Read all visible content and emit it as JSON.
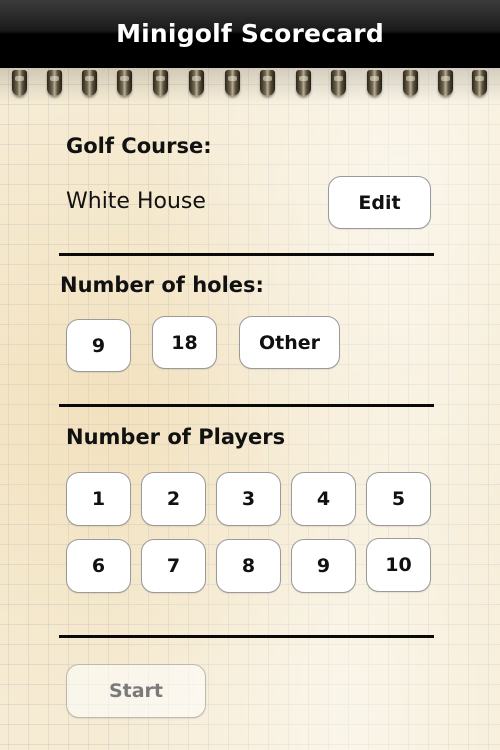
{
  "header": {
    "title": "Minigolf Scorecard"
  },
  "golf_course": {
    "label": "Golf Course:",
    "value": "White House",
    "edit_label": "Edit"
  },
  "holes": {
    "label": "Number of holes:",
    "options": [
      "9",
      "18",
      "Other"
    ]
  },
  "players": {
    "label": "Number of Players",
    "options": [
      "1",
      "2",
      "3",
      "4",
      "5",
      "6",
      "7",
      "8",
      "9",
      "10"
    ]
  },
  "start": {
    "label": "Start",
    "enabled": false
  }
}
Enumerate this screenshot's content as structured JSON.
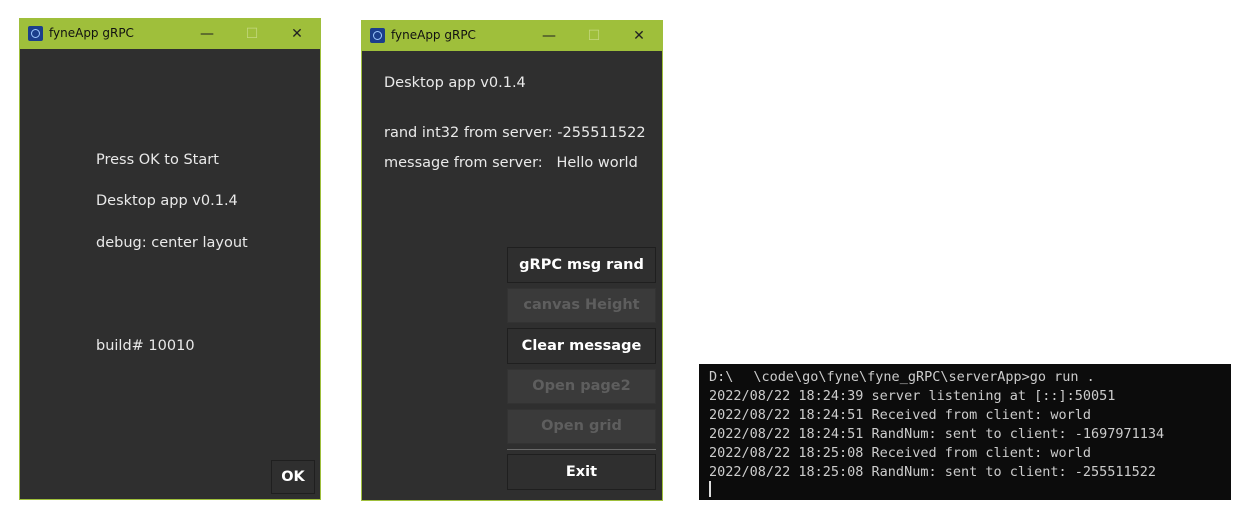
{
  "window1": {
    "title": "fyneApp gRPC",
    "labels": {
      "press_ok": "Press OK to Start",
      "version": "Desktop app v0.1.4",
      "debug": "debug: center layout",
      "build": "build# 10010"
    },
    "ok_button": "OK"
  },
  "window2": {
    "title": "fyneApp gRPC",
    "version": "Desktop app v0.1.4",
    "rand_text": "rand int32 from server: -255511522",
    "message_text": "message from server:   Hello world",
    "buttons": {
      "grpc_msg_rand": "gRPC msg rand",
      "canvas_height": "canvas Height",
      "clear_message": "Clear message",
      "open_page2": "Open page2",
      "open_grid": "Open grid",
      "exit": "Exit"
    }
  },
  "window_controls": {
    "minimize": "—",
    "maximize": "☐",
    "close": "✕"
  },
  "terminal": {
    "prompt_drive": "D:\\",
    "prompt_path": "\\code\\go\\fyne\\fyne_gRPC\\serverApp>go run .",
    "lines": [
      "2022/08/22 18:24:39 server listening at [::]:50051",
      "2022/08/22 18:24:51 Received from client: world",
      "2022/08/22 18:24:51 RandNum: sent to client: -1697971134",
      "2022/08/22 18:25:08 Received from client: world",
      "2022/08/22 18:25:08 RandNum: sent to client: -255511522"
    ]
  },
  "colors": {
    "titlebar": "#9fbf3b",
    "window_bg": "#2f2f2f",
    "terminal_bg": "#0c0c0c"
  }
}
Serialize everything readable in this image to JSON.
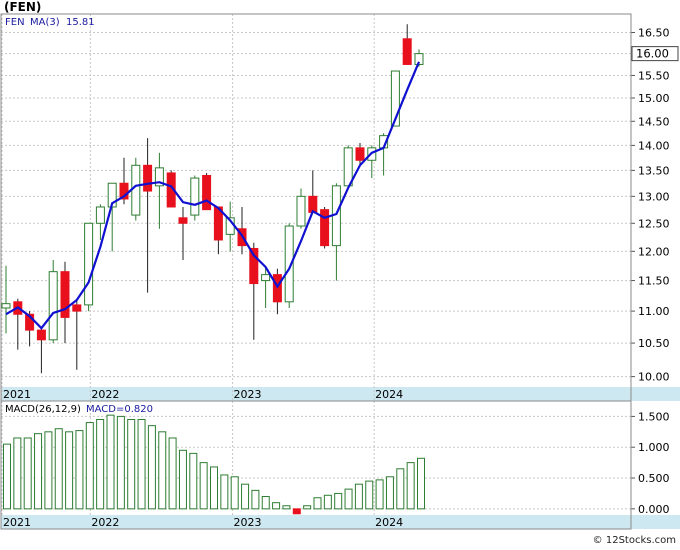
{
  "header": {
    "ticker_label": "(FEN)",
    "legend_symbol": "FEN",
    "legend_ma_label": "MA(3)",
    "legend_ma_value": "15.81",
    "macd_label": "MACD(26,12,9)",
    "macd_value_label": "MACD=0.820",
    "last_price_tag": "16.00",
    "watermark": "© 12Stocks.com"
  },
  "colors": {
    "up_candle_outline": "#2e7d32",
    "down_candle_fill": "#e8101c",
    "ma_line": "#1010d0",
    "macd_bar": "#2e7d32",
    "macd_negative": "#e8101c",
    "axis_strip": "#cde8f0",
    "grid": "#c8c8c8",
    "legend_text": "#1a1aa0"
  },
  "chart_data": [
    {
      "type": "candlestick",
      "name": "price",
      "x_tick_labels": [
        "2021",
        "2022",
        "2023",
        "2024"
      ],
      "y_tick_labels": [
        "10.00",
        "10.50",
        "11.00",
        "11.50",
        "12.00",
        "12.50",
        "13.00",
        "13.50",
        "14.00",
        "14.50",
        "15.00",
        "15.50",
        "16.00",
        "16.50"
      ],
      "y_scale": "log",
      "ylim": [
        9.85,
        16.95
      ],
      "grid": true,
      "candles": [
        {
          "open": 11.05,
          "high": 11.75,
          "low": 10.65,
          "close": 11.12
        },
        {
          "open": 11.15,
          "high": 11.2,
          "low": 10.4,
          "close": 10.95
        },
        {
          "open": 10.95,
          "high": 11.0,
          "low": 10.45,
          "close": 10.7
        },
        {
          "open": 10.7,
          "high": 10.75,
          "low": 10.05,
          "close": 10.55
        },
        {
          "open": 10.55,
          "high": 11.85,
          "low": 10.5,
          "close": 11.65
        },
        {
          "open": 11.65,
          "high": 11.82,
          "low": 10.5,
          "close": 10.9
        },
        {
          "open": 11.1,
          "high": 11.2,
          "low": 10.1,
          "close": 11.0
        },
        {
          "open": 11.1,
          "high": 12.35,
          "low": 11.0,
          "close": 12.5
        },
        {
          "open": 12.5,
          "high": 12.85,
          "low": 12.2,
          "close": 12.8
        },
        {
          "open": 12.8,
          "high": 13.25,
          "low": 12.0,
          "close": 13.25
        },
        {
          "open": 13.25,
          "high": 13.75,
          "low": 12.85,
          "close": 12.95
        },
        {
          "open": 12.65,
          "high": 13.75,
          "low": 12.55,
          "close": 13.6
        },
        {
          "open": 13.6,
          "high": 14.15,
          "low": 11.3,
          "close": 13.1
        },
        {
          "open": 13.2,
          "high": 13.85,
          "low": 12.4,
          "close": 13.55
        },
        {
          "open": 13.45,
          "high": 13.5,
          "low": 12.8,
          "close": 12.8
        },
        {
          "open": 12.6,
          "high": 12.8,
          "low": 11.85,
          "close": 12.5
        },
        {
          "open": 12.65,
          "high": 13.4,
          "low": 12.55,
          "close": 13.35
        },
        {
          "open": 13.4,
          "high": 13.45,
          "low": 12.75,
          "close": 12.75
        },
        {
          "open": 12.8,
          "high": 12.8,
          "low": 11.95,
          "close": 12.2
        },
        {
          "open": 12.3,
          "high": 12.9,
          "low": 12.0,
          "close": 12.6
        },
        {
          "open": 12.4,
          "high": 12.8,
          "low": 11.95,
          "close": 12.1
        },
        {
          "open": 12.05,
          "high": 12.15,
          "low": 10.55,
          "close": 11.45
        },
        {
          "open": 11.5,
          "high": 11.75,
          "low": 11.05,
          "close": 11.6
        },
        {
          "open": 11.6,
          "high": 11.7,
          "low": 10.95,
          "close": 11.15
        },
        {
          "open": 11.15,
          "high": 12.5,
          "low": 11.05,
          "close": 12.45
        },
        {
          "open": 12.45,
          "high": 13.15,
          "low": 12.4,
          "close": 13.0
        },
        {
          "open": 13.0,
          "high": 13.5,
          "low": 12.7,
          "close": 12.7
        },
        {
          "open": 12.75,
          "high": 12.8,
          "low": 12.05,
          "close": 12.1
        },
        {
          "open": 12.1,
          "high": 13.25,
          "low": 11.5,
          "close": 13.2
        },
        {
          "open": 13.2,
          "high": 14.0,
          "low": 13.2,
          "close": 13.95
        },
        {
          "open": 13.95,
          "high": 14.05,
          "low": 13.6,
          "close": 13.7
        },
        {
          "open": 13.7,
          "high": 14.0,
          "low": 13.35,
          "close": 13.95
        },
        {
          "open": 13.95,
          "high": 14.25,
          "low": 13.4,
          "close": 14.2
        },
        {
          "open": 14.4,
          "high": 15.6,
          "low": 14.4,
          "close": 15.6
        },
        {
          "open": 16.35,
          "high": 16.7,
          "low": 15.75,
          "close": 15.75
        },
        {
          "open": 15.75,
          "high": 16.1,
          "low": 15.7,
          "close": 16.0
        }
      ],
      "ma3": [
        10.95,
        11.06,
        10.92,
        10.73,
        10.97,
        11.03,
        11.18,
        11.47,
        12.08,
        12.87,
        13.0,
        13.2,
        13.24,
        13.27,
        13.19,
        12.89,
        12.84,
        12.92,
        12.78,
        12.55,
        12.28,
        11.93,
        11.73,
        11.4,
        11.7,
        12.18,
        12.72,
        12.6,
        12.67,
        13.16,
        13.6,
        13.85,
        13.95,
        14.55,
        15.18,
        15.81
      ],
      "last_price": 16.0
    },
    {
      "type": "bar",
      "name": "macd",
      "x_tick_labels": [
        "2021",
        "2022",
        "2023",
        "2024"
      ],
      "y_tick_labels": [
        "0.000",
        "0.500",
        "1.000",
        "1.500"
      ],
      "ylim": [
        -0.1,
        1.75
      ],
      "grid": true,
      "values": [
        1.05,
        1.15,
        1.15,
        1.22,
        1.25,
        1.3,
        1.25,
        1.27,
        1.4,
        1.45,
        1.52,
        1.5,
        1.45,
        1.45,
        1.35,
        1.25,
        1.15,
        0.95,
        0.9,
        0.75,
        0.68,
        0.55,
        0.52,
        0.4,
        0.3,
        0.2,
        0.1,
        0.05,
        -0.08,
        0.05,
        0.18,
        0.22,
        0.25,
        0.32,
        0.4,
        0.45,
        0.47,
        0.52,
        0.65,
        0.75,
        0.82
      ]
    }
  ]
}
= = = =
WHAT THE TASK ASKS
Determine how many lines in the listing above hold the word "Desktop", answering with the number only.

WRITTEN SOLUTION
2